* Request *
Give only the number of lines that contain the word "nfhz".

===== Data in this exercise

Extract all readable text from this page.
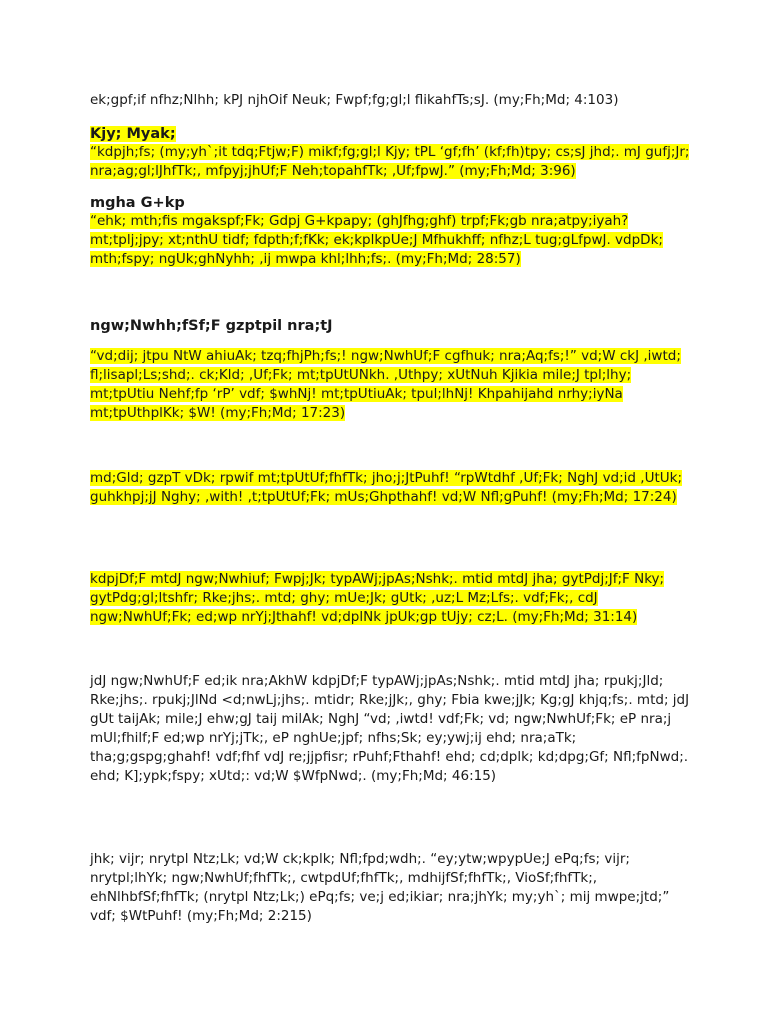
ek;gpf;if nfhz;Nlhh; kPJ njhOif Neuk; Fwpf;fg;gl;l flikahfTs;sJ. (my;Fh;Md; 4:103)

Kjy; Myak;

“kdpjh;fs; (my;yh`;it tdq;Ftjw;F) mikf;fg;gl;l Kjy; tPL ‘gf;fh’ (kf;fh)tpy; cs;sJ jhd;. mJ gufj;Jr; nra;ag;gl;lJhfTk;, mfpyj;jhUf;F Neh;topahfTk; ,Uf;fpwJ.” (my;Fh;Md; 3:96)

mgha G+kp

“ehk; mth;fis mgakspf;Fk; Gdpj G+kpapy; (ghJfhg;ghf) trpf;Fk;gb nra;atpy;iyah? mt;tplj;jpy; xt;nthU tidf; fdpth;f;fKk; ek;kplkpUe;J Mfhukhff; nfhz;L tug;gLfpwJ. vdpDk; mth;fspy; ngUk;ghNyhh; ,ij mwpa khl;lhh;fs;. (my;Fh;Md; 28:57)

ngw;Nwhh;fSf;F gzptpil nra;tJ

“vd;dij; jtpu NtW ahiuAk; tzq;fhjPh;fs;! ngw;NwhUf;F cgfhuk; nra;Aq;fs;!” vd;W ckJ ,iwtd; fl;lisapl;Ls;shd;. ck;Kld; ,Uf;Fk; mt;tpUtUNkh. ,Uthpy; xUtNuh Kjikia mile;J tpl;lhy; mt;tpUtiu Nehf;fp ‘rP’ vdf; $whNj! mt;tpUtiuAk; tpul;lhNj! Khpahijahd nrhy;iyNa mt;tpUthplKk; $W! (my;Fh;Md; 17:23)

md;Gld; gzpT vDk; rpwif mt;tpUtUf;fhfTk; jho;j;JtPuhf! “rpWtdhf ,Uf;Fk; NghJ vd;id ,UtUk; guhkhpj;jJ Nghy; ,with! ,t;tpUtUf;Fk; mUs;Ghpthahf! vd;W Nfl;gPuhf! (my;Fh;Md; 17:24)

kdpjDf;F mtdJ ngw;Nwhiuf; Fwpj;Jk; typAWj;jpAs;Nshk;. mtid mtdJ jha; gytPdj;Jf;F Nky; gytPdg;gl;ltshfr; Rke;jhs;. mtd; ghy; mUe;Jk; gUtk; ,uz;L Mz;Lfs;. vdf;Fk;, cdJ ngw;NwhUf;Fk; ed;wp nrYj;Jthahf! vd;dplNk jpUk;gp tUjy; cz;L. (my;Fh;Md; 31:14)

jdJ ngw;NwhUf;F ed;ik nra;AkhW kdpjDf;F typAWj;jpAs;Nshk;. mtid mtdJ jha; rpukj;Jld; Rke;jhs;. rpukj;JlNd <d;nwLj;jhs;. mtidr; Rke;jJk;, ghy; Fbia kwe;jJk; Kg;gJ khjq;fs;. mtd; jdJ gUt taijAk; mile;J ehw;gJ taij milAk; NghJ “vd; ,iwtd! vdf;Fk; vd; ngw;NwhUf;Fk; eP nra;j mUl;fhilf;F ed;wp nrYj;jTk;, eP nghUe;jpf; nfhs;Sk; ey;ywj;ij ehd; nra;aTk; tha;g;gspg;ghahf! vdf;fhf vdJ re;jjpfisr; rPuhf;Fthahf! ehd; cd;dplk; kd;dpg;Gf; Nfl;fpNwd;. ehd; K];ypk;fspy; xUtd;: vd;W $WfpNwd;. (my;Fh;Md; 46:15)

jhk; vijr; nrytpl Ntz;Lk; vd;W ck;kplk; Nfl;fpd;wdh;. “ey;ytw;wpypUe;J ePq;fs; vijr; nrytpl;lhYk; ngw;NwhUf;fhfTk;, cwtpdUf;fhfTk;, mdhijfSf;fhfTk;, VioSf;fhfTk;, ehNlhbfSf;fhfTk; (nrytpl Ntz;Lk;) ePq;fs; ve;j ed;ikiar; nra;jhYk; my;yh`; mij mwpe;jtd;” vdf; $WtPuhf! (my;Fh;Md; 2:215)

==========

* Complete output *
2